> **WHAT THE TASK REQUIRES**:
Your task is to reproduce the entries below word for word.

Collected data entries:
* * *

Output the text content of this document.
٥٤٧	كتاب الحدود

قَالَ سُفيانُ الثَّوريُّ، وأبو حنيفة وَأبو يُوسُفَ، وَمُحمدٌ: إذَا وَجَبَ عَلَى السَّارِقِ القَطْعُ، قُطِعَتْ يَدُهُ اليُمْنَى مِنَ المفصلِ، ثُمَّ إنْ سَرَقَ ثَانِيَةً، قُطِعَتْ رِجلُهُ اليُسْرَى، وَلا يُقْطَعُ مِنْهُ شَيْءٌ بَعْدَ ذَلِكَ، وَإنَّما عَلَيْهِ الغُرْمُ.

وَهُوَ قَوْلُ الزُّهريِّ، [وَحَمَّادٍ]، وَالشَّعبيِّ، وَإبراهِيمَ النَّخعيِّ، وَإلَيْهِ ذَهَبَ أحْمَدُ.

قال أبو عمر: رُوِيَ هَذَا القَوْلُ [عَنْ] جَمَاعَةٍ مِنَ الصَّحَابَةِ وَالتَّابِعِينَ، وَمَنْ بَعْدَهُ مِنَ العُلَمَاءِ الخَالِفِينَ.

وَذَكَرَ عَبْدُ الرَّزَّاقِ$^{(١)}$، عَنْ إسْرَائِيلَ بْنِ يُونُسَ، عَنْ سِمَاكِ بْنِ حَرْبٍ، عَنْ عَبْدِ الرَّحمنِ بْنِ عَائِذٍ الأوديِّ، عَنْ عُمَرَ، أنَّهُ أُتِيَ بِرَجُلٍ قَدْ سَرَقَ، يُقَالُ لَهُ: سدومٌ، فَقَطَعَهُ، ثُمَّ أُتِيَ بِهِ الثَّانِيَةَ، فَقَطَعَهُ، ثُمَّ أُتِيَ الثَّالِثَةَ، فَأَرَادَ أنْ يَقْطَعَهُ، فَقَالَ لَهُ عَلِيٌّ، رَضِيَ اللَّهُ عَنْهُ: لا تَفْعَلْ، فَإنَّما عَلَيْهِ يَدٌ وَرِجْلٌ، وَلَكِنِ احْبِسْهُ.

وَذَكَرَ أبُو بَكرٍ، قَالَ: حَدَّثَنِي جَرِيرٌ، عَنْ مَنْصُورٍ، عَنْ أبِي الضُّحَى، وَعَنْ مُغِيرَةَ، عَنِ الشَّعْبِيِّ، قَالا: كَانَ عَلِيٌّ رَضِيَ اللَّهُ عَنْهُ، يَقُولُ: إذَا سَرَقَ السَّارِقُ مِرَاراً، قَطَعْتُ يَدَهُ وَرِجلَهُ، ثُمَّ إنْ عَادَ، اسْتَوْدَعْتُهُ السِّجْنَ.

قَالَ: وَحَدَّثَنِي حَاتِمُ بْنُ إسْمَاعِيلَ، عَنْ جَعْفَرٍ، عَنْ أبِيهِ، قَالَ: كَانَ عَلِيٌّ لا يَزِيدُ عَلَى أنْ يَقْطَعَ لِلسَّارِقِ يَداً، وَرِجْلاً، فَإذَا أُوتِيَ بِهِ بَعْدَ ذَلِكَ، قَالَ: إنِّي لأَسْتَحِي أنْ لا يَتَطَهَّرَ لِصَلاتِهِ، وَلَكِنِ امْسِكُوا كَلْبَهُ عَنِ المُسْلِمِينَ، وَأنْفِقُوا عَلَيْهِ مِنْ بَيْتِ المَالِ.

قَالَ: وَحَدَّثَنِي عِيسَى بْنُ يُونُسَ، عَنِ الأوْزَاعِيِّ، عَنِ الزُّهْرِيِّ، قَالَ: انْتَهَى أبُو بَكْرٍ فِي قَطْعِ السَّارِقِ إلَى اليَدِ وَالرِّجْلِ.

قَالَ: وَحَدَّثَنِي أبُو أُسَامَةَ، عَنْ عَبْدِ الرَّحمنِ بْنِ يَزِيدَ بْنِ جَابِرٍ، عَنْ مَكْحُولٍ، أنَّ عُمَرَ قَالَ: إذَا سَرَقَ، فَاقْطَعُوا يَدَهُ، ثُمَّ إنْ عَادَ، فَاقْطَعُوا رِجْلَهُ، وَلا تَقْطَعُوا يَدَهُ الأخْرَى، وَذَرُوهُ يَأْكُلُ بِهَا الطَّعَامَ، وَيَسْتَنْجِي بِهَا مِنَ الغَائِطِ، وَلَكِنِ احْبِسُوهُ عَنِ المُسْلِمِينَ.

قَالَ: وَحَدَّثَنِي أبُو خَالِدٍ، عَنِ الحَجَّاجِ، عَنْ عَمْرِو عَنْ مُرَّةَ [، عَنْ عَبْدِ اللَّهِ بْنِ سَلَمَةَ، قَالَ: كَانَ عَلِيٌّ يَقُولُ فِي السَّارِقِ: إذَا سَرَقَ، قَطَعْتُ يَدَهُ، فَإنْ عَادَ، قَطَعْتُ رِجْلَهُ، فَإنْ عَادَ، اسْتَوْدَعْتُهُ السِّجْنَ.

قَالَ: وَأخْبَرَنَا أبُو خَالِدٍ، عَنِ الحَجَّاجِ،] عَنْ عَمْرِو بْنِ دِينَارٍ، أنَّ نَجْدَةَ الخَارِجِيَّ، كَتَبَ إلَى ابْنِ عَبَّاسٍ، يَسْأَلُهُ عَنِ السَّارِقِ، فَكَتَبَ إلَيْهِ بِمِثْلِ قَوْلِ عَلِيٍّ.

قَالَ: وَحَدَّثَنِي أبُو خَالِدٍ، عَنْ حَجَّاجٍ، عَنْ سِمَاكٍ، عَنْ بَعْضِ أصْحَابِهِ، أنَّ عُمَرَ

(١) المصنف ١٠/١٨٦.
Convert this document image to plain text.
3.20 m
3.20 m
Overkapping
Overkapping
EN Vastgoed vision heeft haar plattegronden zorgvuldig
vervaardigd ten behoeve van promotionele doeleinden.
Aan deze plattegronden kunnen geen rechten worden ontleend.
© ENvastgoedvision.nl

* * *

> **THE RESPONSE**:
Output the text content of this document.
٥٤٧	كتاب الحدود

قَالَ سُفيانُ الثَّوريُّ، وأبو حنيفة وَأبو يُوسُفَ، وَمُحمدٌ: إذَا وَجَبَ عَلَى السَّارِقِ القَطْعُ، قُطِعَتْ يَدُهُ اليُمْنَى مِنَ المفصلِ، ثُمَّ إنْ سَرَقَ ثَانِيَةً، قُطِعَتْ رِجلُهُ اليُسْرَى، وَلا يُقْطَعُ مِنْهُ شَيْءٌ بَعْدَ ذَلِكَ، وَإنَّما عَلَيْهِ الغُرْمُ.

وَهُوَ قَوْلُ الزُّهريِّ، [وَحَمَّادٍ]، وَالشَّعبيِّ، وَإبراهِيمَ النَّخعيِّ، وَإلَيْهِ ذَهَبَ أحْمَدُ.

قال أبو عمر: رُوِيَ هَذَا القَوْلُ [عَنْ] جَمَاعَةٍ مِنَ الصَّحَابَةِ وَالتَّابِعِينَ، وَمَنْ بَعْدَهُ مِنَ العُلَمَاءِ الخَالِفِينَ.

وَذَكَرَ عَبْدُ الرَّزَّاقِ$^{(١)}$، عَنْ إسْرَائِيلَ بْنِ يُونُسَ، عَنْ سِمَاكِ بْنِ حَرْبٍ، عَنْ عَبْدِ الرَّحمنِ بْنِ عَائِذٍ الأوديِّ، عَنْ عُمَرَ، أنَّهُ أُتِيَ بِرَجُلٍ قَدْ سَرَقَ، يُقَالُ لَهُ: سدومٌ، فَقَطَعَهُ، ثُمَّ أُتِيَ بِهِ الثَّانِيَةَ، فَقَطَعَهُ، ثُمَّ أُتِيَ الثَّالِثَةَ، فَأَرَادَ أنْ يَقْطَعَهُ، فَقَالَ لَهُ عَلِيٌّ، رَضِيَ اللَّهُ عَنْهُ: لا تَفْعَلْ، فَإنَّما عَلَيْهِ يَدٌ وَرِجْلٌ، وَلَكِنِ احْبِسْهُ.

وَذَكَرَ أبُو بَكرٍ، قَالَ: حَدَّثَنِي جَرِيرٌ، عَنْ مَنْصُورٍ، عَنْ أبِي الضُّحَى، وَعَنْ مُغِيرَةَ، عَنِ الشَّعْبِيِّ، قَالا: كَانَ عَلِيٌّ رَضِيَ اللَّهُ عَنْهُ، يَقُولُ: إذَا سَرَقَ السَّارِقُ مِرَاراً، قَطَعْتُ يَدَهُ وَرِجلَهُ، ثُمَّ إنْ عَادَ، اسْتَوْدَعْتُهُ السِّجْنَ.

قَالَ: وَحَدَّثَنِي حَاتِمُ بْنُ إسْمَاعِيلَ، عَنْ جَعْفَرٍ، عَنْ أبِيهِ، قَالَ: كَانَ عَلِيٌّ لا يَزِيدُ عَلَى أنْ يَقْطَعَ لِلسَّارِقِ يَداً، وَرِجْلاً، فَإذَا أُوتِيَ بِهِ بَعْدَ ذَلِكَ، قَالَ: إنِّي لأَسْتَحِي أنْ لا يَتَطَهَّرَ لِصَلاتِهِ، وَلَكِنِ امْسِكُوا كَلْبَهُ عَنِ المُسْلِمِينَ، وَأنْفِقُوا عَلَيْهِ مِنْ بَيْتِ المَالِ.

قَالَ: وَحَدَّثَنِي عِيسَى بْنُ يُونُسَ، عَنِ الأوْزَاعِيِّ، عَنِ الزُّهْرِيِّ، قَالَ: انْتَهَى أبُو بَكْرٍ فِي قَطْعِ السَّارِقِ إلَى اليَدِ وَالرِّجْلِ.

قَالَ: وَحَدَّثَنِي أبُو أُسَامَةَ، عَنْ عَبْدِ الرَّحمنِ بْنِ يَزِيدَ بْنِ جَابِرٍ، عَنْ مَكْحُولٍ، أنَّ عُمَرَ قَالَ: إذَا سَرَقَ، فَاقْطَعُوا يَدَهُ، ثُمَّ إنْ عَادَ، فَاقْطَعُوا رِجْلَهُ، وَلا تَقْطَعُوا يَدَهُ الأخْرَى، وَذَرُوهُ يَأْكُلُ بِهَا الطَّعَامَ، وَيَسْتَنْجِي بِهَا مِنَ الغَائِطِ، وَلَكِنِ احْبِسُوهُ عَنِ المُسْلِمِينَ.

قَالَ: وَحَدَّثَنِي أبُو خَالِدٍ، عَنِ الحَجَّاجِ، عَنْ عَمْرِو عَنْ مُرَّةَ [، عَنْ عَبْدِ اللَّهِ بْنِ سَلَمَةَ، قَالَ: كَانَ عَلِيٌّ يَقُولُ فِي السَّارِقِ: إذَا سَرَقَ، قَطَعْتُ يَدَهُ، فَإنْ عَادَ، قَطَعْتُ رِجْلَهُ، فَإنْ عَادَ، اسْتَوْدَعْتُهُ السِّجْنَ.

قَالَ: وَأخْبَرَنَا أبُو خَالِدٍ، عَنِ الحَجَّاجِ،] عَنْ عَمْرِو بْنِ دِينَارٍ، أنَّ نَجْدَةَ الخَارِجِيَّ، كَتَبَ إلَى ابْنِ عَبَّاسٍ، يَسْأَلُهُ عَنِ السَّارِقِ، فَكَتَبَ إلَيْهِ بِمِثْلِ قَوْلِ عَلِيٍّ.

قَالَ: وَحَدَّثَنِي أبُو خَالِدٍ، عَنْ حَجَّاجٍ، عَنْ سِمَاكٍ، عَنْ بَعْضِ أصْحَابِهِ، أنَّ عُمَرَ

(١) المصنف ١٠/١٨٦.
Convert this document image to plain text.
3.20 m
3.20 m
Overkapping
Overkapping
EN Vastgoed vision heeft haar plattegronden zorgvuldig
vervaardigd ten behoeve van promotionele doeleinden.
Aan deze plattegronden kunnen geen rechten worden ontleend.
© ENvastgoedvision.nl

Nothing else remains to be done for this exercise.